Source material ▸

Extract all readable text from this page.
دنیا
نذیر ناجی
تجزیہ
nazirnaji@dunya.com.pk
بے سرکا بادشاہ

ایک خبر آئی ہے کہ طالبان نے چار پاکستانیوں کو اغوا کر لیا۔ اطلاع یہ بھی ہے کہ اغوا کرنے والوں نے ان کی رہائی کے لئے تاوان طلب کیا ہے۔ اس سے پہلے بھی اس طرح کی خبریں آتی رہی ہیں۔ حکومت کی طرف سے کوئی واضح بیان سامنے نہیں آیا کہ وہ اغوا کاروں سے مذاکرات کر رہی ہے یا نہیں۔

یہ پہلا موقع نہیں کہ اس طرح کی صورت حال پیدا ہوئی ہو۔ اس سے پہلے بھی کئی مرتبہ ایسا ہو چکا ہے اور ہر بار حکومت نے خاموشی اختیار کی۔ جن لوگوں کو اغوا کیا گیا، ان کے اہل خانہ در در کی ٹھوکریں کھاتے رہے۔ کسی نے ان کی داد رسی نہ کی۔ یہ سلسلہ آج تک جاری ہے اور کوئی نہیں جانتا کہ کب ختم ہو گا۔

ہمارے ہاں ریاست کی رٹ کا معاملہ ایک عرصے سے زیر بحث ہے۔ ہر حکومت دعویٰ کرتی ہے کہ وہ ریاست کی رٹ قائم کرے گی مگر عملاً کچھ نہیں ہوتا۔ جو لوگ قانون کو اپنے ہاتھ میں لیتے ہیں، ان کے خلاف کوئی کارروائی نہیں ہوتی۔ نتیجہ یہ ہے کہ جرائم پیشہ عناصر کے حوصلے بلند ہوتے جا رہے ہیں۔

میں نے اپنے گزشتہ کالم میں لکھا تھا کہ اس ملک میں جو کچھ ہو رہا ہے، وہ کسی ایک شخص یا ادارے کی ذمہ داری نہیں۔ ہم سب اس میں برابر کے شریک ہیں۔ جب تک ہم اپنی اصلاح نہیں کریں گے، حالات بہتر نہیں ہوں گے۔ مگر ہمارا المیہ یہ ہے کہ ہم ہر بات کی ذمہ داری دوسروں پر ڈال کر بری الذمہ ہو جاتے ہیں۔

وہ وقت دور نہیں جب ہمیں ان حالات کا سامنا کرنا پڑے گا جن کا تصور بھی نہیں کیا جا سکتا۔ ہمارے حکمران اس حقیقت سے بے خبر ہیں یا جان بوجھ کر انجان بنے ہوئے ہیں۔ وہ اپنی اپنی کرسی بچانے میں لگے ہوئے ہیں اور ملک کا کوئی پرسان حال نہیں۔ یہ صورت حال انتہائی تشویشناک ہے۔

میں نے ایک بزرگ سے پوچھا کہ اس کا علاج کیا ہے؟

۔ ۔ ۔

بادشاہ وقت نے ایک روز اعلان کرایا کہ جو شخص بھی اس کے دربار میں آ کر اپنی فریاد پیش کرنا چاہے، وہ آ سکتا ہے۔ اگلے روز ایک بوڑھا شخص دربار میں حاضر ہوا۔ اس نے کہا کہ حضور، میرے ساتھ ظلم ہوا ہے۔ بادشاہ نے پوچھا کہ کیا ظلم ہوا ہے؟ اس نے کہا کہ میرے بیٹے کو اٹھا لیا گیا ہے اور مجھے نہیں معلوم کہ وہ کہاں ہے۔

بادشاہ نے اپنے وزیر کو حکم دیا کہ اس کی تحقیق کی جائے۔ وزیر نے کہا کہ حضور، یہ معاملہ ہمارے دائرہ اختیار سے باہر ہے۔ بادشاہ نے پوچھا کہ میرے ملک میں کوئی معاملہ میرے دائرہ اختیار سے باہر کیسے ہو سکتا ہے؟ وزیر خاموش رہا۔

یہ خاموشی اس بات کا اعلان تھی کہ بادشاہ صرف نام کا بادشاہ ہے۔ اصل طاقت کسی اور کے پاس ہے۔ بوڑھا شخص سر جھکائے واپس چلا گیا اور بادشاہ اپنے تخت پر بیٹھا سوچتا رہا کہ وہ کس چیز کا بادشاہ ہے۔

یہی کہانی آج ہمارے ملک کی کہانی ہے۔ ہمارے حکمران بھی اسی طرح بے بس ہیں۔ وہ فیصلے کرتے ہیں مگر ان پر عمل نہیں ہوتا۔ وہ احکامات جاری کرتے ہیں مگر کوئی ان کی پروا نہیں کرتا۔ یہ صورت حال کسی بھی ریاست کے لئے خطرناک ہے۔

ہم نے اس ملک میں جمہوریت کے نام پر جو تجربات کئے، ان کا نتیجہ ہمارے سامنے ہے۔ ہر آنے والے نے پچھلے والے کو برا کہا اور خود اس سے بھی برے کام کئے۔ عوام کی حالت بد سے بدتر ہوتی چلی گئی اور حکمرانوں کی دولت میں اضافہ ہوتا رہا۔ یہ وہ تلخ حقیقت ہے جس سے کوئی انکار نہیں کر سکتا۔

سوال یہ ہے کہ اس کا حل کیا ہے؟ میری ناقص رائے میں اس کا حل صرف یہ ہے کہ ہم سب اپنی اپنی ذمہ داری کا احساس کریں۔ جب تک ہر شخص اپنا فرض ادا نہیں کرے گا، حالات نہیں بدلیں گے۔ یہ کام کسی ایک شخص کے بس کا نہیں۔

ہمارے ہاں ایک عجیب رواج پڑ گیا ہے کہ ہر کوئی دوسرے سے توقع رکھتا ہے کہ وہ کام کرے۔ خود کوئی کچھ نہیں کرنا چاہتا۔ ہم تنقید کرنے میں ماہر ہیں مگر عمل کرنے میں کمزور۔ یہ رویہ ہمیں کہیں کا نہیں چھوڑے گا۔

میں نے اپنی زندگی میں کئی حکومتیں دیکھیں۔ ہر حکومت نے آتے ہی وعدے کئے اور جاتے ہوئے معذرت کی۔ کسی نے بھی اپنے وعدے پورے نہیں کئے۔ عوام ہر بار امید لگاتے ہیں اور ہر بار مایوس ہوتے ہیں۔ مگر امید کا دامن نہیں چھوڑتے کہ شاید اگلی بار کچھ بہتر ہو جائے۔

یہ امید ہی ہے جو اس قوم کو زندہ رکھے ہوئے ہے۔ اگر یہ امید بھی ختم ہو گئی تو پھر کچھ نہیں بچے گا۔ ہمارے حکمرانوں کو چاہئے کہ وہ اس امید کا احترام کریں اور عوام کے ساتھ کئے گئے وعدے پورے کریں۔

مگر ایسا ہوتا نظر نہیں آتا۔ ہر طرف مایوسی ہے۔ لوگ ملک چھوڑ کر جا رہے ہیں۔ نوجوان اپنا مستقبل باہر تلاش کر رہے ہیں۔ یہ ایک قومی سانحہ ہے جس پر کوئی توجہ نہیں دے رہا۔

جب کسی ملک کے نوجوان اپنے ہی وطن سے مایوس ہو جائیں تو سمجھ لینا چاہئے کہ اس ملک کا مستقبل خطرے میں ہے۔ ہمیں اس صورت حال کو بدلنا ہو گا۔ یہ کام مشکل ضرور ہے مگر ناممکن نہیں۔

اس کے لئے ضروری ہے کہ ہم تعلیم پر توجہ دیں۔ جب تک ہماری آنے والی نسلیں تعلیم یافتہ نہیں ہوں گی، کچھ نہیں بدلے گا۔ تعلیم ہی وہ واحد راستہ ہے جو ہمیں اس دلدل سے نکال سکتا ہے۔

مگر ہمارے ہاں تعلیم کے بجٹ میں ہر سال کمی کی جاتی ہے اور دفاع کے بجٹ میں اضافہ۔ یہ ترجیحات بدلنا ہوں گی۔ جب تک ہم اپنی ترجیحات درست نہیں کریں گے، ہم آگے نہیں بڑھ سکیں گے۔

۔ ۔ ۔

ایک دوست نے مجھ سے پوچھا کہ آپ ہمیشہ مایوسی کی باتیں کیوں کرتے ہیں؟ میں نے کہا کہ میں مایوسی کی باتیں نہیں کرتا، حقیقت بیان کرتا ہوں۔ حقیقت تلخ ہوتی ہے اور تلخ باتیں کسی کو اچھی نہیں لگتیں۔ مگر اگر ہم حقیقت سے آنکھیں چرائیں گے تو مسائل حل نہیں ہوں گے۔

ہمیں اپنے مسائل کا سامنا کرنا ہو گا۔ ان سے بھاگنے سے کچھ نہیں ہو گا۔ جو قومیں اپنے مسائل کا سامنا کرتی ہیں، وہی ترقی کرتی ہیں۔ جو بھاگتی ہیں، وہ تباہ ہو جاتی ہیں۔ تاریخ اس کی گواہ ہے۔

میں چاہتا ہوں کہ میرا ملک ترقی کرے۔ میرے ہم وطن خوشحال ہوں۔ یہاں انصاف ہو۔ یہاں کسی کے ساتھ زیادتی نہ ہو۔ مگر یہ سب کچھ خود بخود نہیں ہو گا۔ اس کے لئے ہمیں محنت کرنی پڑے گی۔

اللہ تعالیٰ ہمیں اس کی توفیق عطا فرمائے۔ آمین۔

Task objective ▸
From the listing above, copy every line that includes the word "باہر".

Expected answer ▸
بادشاہ نے اپنے وزیر کو حکم دیا کہ اس کی تحقیق کی جائے۔ وزیر نے کہا کہ حضور، یہ معاملہ ہمارے دائرہ اختیار سے باہر ہے۔ بادشاہ نے پوچھا کہ میرے ملک میں کوئی معاملہ میرے دائرہ اختیار سے باہر کیسے ہو سکتا ہے؟ وزیر خاموش رہا۔
مگر ایسا ہوتا نظر نہیں آتا۔ ہر طرف مایوسی ہے۔ لوگ ملک چھوڑ کر جا رہے ہیں۔ نوجوان اپنا مستقبل باہر تلاش کر رہے ہیں۔ یہ ایک قومی سانحہ ہے جس پر کوئی توجہ نہیں دے رہا۔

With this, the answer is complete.